# [The task]
Below are some entries. Copy each line that holds the string "Streptomycin".

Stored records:
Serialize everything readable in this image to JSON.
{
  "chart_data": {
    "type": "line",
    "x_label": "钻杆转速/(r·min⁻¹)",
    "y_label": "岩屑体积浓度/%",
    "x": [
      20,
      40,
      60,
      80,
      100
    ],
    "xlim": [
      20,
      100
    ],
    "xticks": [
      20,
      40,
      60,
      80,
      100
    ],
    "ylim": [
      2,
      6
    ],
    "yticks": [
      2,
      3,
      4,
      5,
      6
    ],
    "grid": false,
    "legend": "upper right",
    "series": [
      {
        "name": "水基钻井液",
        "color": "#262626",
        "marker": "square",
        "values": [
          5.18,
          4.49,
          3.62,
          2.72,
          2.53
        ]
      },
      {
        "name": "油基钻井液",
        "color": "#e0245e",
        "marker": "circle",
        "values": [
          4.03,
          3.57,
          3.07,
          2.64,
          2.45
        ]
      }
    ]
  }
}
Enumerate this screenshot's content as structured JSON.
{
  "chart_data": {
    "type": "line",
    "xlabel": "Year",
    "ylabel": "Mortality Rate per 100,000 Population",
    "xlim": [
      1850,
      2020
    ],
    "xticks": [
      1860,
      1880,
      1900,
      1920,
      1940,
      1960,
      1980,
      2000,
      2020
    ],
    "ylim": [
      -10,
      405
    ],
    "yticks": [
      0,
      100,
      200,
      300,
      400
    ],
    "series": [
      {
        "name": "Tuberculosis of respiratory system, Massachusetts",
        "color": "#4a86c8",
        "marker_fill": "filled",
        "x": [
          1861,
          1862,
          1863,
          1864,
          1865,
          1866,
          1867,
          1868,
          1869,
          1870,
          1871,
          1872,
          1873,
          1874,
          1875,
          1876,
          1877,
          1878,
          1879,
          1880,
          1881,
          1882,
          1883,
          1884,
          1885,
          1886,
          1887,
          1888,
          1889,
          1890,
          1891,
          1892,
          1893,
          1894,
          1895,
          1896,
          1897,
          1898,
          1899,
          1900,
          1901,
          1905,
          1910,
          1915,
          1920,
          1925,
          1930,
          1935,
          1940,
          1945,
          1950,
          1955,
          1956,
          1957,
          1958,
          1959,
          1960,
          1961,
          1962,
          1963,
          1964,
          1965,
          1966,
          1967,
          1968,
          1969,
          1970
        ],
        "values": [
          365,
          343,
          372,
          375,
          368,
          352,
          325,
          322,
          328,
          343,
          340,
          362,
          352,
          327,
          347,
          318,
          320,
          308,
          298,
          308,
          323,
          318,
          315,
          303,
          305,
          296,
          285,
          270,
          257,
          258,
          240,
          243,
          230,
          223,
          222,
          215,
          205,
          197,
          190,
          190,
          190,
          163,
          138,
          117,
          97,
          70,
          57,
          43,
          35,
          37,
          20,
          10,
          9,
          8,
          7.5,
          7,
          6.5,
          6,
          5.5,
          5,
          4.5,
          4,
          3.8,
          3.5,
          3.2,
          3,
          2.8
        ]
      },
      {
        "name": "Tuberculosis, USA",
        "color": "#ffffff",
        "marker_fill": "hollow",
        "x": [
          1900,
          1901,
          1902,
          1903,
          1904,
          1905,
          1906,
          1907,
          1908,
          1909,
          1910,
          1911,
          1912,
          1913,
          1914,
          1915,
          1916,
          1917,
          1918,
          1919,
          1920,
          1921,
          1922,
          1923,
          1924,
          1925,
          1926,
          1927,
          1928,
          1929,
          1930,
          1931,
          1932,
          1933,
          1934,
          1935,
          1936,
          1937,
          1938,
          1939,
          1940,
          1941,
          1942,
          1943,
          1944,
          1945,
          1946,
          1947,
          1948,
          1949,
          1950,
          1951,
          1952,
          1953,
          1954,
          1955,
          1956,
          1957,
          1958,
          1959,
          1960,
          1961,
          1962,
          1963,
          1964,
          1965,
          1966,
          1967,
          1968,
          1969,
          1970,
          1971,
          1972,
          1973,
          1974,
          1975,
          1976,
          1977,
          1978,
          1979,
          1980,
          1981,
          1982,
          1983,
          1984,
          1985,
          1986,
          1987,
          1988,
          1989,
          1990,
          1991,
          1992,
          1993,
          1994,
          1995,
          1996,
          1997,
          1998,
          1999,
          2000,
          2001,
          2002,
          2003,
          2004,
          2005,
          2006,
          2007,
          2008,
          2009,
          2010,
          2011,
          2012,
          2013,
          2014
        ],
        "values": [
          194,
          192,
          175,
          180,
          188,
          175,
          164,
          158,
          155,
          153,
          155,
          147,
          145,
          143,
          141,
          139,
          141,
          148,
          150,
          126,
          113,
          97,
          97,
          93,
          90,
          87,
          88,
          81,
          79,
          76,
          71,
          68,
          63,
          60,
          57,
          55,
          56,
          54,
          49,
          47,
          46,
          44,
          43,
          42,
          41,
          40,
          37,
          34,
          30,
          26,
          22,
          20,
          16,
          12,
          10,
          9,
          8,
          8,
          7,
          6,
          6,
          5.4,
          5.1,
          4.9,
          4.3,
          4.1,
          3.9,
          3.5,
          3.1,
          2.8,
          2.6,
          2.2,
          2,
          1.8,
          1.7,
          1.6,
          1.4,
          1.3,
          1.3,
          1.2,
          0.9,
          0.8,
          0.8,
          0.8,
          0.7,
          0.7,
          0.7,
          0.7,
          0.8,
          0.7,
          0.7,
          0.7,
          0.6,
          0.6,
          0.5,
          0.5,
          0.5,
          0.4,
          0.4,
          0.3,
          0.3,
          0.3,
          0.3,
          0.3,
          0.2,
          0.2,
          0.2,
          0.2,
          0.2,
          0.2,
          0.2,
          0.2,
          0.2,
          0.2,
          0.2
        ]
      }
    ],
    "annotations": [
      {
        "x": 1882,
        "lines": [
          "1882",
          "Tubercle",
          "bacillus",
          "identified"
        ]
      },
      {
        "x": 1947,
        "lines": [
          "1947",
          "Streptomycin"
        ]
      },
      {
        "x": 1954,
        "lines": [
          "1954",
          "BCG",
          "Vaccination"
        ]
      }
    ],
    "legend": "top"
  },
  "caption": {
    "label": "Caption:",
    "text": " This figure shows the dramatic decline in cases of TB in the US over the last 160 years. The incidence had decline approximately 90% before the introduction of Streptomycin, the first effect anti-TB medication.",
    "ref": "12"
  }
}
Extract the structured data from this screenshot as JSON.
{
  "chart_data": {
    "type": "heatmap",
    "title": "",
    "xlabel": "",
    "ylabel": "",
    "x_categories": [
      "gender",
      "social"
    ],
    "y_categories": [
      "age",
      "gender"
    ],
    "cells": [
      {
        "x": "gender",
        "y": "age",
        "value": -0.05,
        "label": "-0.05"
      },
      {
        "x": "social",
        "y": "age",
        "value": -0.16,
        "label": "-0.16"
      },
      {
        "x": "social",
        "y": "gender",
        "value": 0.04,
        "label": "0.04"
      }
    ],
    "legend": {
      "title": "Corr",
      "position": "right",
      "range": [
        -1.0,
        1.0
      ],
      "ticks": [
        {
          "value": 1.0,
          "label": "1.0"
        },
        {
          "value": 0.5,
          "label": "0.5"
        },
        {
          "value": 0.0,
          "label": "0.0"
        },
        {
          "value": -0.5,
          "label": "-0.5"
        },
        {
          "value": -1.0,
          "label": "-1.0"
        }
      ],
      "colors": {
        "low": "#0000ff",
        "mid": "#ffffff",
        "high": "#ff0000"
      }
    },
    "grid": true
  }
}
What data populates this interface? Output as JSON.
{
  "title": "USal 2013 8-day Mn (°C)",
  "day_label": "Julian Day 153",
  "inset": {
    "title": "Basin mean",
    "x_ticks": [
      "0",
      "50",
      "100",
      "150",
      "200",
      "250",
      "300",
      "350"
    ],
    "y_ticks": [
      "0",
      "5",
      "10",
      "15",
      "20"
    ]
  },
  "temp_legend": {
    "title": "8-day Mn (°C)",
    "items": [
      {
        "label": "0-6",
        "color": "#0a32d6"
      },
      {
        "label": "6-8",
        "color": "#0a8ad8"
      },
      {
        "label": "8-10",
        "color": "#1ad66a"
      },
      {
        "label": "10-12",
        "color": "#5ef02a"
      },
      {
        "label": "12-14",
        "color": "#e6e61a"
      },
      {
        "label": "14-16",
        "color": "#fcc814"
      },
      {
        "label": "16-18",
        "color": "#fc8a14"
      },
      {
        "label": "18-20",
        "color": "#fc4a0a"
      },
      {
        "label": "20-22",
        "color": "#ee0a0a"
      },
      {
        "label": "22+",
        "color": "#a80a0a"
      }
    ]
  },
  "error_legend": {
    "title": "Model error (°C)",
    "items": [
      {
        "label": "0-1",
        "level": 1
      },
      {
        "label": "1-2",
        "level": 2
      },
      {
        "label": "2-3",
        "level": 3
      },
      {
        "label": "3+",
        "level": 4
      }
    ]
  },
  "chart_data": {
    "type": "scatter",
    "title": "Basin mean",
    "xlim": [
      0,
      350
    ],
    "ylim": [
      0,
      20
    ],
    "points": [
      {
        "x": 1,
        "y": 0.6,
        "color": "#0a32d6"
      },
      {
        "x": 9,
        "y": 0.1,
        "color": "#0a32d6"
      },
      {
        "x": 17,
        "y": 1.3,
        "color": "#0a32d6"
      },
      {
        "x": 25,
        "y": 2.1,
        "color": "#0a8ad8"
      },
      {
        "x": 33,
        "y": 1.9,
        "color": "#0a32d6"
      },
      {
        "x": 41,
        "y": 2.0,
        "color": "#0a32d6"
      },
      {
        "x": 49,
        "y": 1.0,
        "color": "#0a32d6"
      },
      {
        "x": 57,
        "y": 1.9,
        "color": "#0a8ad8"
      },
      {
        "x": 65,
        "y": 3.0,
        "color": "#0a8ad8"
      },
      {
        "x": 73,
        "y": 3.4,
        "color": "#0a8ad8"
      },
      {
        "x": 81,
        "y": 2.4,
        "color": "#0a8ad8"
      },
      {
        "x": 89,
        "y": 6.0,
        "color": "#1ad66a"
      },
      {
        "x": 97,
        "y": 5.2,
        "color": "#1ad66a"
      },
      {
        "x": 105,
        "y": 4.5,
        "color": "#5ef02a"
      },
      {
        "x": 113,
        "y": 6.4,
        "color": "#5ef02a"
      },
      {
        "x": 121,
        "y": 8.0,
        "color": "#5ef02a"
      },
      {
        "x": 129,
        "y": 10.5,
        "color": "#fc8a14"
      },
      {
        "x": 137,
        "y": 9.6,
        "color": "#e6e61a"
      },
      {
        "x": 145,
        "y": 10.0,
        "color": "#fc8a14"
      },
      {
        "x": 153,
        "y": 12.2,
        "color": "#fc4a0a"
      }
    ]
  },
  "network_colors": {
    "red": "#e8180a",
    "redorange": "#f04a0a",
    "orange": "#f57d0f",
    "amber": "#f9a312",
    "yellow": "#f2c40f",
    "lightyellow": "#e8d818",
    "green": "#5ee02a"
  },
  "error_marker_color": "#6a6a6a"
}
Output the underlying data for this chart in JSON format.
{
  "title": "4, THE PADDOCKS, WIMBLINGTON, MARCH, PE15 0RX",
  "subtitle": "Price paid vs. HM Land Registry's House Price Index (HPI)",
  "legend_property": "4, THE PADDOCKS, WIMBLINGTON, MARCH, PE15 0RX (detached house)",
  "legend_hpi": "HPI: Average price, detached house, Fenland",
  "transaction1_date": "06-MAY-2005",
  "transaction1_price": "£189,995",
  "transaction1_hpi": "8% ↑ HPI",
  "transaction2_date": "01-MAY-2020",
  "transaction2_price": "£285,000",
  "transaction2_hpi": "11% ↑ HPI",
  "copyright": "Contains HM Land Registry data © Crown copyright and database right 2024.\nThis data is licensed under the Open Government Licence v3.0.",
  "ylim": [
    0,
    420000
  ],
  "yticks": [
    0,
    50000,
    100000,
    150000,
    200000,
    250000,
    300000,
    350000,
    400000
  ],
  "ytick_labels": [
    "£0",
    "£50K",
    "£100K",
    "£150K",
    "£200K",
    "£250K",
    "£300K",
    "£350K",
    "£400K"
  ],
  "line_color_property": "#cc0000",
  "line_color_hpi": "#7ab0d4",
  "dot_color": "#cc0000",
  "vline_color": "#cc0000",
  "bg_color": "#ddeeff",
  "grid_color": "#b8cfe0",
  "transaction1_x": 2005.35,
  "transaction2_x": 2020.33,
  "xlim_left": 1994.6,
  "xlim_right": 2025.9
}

# [Task response]
          "Streptomycin"
    "text": " This figure shows the dramatic decline in cases of TB in the US over the last 160 years. The incidence had decline approximately 90% before the introduction of Streptomycin, the first effect anti-TB medication.",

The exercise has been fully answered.